Written problem — Check each line below for the word "display", and copy those that have it.

(Figure data in JSON)
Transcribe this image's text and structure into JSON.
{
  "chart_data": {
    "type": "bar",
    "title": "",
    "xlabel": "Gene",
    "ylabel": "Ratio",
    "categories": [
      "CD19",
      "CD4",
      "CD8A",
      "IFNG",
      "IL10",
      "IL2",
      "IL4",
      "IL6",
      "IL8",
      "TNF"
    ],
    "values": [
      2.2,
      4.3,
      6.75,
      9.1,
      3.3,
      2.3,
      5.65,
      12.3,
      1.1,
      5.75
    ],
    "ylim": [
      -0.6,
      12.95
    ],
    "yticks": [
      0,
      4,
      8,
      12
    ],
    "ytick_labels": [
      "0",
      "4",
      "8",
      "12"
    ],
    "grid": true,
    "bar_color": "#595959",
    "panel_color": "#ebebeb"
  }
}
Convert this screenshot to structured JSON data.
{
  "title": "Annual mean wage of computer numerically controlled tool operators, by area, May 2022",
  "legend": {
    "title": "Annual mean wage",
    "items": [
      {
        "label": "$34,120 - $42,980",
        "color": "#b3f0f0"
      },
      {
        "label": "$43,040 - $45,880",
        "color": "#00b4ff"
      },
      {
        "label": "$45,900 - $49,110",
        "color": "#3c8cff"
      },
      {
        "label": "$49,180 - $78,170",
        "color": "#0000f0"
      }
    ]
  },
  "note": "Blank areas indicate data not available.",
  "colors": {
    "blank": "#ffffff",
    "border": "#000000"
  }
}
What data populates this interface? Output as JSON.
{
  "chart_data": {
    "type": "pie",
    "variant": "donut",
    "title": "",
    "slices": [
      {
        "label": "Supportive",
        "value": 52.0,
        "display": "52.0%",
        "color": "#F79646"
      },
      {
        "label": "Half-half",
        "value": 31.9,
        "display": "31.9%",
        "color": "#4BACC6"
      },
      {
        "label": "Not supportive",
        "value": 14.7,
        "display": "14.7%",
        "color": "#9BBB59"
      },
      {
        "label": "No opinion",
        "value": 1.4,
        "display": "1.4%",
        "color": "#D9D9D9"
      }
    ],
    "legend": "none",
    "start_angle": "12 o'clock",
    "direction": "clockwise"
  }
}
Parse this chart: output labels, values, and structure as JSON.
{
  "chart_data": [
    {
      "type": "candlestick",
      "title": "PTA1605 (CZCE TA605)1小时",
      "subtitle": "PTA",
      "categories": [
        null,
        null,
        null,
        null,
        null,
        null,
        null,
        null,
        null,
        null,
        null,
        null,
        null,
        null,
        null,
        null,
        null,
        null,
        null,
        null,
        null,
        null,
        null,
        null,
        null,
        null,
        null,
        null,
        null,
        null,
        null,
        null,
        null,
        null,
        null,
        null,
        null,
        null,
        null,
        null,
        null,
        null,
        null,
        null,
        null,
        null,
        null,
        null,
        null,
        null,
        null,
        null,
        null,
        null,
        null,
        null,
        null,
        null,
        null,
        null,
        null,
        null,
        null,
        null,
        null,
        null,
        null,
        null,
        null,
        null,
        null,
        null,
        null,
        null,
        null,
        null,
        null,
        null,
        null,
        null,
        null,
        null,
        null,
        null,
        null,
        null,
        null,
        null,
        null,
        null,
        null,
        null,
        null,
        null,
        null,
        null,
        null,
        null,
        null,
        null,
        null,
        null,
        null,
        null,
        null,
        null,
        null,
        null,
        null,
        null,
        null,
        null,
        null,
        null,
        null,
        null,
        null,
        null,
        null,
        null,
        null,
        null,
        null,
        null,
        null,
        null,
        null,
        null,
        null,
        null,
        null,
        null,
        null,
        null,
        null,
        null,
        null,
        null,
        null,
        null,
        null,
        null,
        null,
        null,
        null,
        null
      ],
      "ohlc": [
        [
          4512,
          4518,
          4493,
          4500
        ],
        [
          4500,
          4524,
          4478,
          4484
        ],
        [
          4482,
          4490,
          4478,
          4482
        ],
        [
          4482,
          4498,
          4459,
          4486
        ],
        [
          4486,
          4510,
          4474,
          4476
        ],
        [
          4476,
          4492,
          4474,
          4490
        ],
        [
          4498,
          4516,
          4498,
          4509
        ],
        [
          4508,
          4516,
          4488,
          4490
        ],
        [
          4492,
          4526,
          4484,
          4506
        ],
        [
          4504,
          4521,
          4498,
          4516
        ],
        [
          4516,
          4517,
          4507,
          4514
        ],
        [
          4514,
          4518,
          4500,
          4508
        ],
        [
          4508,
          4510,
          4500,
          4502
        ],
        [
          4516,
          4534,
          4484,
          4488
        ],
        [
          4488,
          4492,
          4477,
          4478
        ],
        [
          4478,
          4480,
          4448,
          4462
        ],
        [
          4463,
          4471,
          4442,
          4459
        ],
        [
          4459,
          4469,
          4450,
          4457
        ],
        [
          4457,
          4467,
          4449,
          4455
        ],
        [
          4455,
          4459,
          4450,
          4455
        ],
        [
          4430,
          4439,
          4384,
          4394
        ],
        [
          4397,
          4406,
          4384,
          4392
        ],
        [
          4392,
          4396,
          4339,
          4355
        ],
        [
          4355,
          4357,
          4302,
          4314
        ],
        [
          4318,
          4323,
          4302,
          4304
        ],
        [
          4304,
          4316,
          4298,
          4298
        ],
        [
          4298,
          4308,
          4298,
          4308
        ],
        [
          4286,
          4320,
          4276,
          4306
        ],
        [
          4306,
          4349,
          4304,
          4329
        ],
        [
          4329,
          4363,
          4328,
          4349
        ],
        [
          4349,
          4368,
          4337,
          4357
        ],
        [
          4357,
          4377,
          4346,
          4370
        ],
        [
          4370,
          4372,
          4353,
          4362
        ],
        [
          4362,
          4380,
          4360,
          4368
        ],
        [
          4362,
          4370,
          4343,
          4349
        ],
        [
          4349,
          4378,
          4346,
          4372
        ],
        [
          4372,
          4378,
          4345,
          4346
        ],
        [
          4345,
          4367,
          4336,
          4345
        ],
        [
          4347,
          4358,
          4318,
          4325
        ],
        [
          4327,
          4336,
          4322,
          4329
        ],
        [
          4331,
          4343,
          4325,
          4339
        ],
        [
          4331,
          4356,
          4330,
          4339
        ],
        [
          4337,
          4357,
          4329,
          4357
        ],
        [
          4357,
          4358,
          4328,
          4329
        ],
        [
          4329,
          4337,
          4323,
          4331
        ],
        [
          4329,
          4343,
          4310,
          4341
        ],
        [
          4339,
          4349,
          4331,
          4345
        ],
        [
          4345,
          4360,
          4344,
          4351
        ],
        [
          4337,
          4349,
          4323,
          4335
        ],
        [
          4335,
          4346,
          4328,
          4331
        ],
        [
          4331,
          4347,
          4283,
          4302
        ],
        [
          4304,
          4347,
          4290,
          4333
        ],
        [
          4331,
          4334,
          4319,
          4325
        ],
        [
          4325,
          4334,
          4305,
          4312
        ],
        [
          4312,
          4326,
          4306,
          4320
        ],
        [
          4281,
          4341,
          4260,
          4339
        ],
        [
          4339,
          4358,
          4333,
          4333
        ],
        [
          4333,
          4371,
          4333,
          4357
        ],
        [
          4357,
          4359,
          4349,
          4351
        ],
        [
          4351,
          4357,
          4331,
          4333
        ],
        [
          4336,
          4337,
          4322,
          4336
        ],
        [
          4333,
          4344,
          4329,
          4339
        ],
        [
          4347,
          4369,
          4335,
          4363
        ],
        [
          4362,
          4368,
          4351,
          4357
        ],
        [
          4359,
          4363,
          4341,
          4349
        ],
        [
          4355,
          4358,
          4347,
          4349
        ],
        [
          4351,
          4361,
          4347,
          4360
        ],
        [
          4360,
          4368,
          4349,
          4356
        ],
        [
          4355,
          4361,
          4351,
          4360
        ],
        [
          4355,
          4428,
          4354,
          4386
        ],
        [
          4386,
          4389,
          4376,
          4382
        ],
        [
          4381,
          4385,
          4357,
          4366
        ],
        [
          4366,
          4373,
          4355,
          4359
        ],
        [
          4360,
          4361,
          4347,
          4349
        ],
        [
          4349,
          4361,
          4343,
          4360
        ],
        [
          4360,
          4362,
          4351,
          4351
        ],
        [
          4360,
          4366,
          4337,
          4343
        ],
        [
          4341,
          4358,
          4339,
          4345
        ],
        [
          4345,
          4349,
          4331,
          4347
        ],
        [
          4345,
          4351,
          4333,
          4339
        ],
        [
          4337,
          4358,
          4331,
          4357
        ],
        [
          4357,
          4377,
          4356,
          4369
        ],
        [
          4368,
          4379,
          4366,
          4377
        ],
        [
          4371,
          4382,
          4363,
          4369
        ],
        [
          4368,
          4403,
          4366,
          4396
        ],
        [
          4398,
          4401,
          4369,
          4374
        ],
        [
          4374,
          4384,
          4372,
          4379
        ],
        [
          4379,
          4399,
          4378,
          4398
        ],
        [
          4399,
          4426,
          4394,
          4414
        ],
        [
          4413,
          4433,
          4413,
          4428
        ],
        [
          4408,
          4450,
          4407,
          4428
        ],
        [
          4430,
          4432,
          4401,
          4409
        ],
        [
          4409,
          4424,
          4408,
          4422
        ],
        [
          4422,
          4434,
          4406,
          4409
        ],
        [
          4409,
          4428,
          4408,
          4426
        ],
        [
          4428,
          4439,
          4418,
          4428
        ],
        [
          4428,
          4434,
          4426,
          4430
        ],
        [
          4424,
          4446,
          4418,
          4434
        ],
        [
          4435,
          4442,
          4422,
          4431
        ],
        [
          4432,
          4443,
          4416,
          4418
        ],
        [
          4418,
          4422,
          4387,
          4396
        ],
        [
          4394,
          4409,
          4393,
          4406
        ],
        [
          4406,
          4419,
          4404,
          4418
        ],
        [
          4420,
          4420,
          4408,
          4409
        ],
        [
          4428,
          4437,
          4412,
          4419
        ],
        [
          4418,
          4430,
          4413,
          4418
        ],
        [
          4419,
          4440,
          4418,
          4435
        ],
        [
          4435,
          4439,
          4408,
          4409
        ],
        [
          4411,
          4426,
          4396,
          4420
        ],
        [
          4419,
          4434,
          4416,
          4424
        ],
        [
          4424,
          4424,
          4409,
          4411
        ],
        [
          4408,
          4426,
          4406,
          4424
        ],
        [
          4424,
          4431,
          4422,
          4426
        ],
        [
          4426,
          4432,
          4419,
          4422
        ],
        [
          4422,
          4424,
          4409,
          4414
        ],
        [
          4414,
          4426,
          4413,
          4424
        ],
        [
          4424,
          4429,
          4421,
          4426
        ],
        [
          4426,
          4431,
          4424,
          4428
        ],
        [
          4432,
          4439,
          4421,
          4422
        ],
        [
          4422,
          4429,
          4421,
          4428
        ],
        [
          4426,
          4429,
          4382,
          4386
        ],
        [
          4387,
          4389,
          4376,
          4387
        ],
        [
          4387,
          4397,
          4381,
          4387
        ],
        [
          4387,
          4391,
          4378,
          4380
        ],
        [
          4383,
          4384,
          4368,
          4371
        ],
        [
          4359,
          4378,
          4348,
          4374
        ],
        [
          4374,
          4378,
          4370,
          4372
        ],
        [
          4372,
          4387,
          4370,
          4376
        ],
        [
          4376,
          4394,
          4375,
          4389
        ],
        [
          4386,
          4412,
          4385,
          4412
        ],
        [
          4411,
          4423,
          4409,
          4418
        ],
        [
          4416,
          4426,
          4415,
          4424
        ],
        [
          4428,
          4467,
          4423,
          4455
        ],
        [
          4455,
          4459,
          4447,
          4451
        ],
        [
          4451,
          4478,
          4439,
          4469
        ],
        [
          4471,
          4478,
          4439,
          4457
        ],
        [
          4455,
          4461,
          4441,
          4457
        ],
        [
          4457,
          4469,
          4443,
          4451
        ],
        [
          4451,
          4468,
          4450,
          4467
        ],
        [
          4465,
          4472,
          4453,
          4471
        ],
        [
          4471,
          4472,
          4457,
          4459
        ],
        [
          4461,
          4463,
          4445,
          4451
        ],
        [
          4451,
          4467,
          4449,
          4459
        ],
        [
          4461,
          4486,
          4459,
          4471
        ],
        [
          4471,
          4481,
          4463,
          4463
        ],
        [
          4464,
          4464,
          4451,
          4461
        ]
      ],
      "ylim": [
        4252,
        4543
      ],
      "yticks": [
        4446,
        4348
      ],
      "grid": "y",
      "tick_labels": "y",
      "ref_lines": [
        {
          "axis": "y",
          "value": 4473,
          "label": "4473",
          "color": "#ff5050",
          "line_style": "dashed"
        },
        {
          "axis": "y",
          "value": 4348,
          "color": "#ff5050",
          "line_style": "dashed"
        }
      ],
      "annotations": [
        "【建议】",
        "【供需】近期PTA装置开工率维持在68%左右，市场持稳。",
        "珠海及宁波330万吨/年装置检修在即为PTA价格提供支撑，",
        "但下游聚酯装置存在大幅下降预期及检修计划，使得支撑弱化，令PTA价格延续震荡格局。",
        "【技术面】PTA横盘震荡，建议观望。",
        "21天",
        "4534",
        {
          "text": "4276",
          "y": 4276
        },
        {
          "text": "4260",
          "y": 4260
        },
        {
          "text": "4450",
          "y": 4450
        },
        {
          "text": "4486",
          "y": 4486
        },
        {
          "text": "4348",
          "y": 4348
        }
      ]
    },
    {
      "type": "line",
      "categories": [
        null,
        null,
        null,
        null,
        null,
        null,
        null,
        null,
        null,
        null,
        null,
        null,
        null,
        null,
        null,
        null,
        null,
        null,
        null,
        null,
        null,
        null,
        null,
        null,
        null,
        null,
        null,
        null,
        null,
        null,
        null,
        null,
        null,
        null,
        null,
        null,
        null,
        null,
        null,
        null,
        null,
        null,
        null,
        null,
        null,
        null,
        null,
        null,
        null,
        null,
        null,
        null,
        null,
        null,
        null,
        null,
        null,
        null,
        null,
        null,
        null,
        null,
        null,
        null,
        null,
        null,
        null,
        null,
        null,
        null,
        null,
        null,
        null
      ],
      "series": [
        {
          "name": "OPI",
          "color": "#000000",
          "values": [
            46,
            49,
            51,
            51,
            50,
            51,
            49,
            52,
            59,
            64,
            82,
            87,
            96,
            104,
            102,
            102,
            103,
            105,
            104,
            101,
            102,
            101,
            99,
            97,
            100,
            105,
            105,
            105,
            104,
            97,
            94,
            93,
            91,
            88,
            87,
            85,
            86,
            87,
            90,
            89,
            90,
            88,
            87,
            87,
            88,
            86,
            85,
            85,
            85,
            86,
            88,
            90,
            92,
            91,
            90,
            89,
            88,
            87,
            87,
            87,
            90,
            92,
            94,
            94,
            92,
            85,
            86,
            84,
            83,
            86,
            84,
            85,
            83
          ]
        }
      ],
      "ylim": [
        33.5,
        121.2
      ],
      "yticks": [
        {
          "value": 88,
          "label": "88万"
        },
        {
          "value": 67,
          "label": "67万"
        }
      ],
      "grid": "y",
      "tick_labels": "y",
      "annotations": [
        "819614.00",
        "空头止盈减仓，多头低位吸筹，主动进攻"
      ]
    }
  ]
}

Solution to this problem —
        "display": "52.0%",
        "display": "31.9%",
        "display": "14.7%",
        "display": "1.4%",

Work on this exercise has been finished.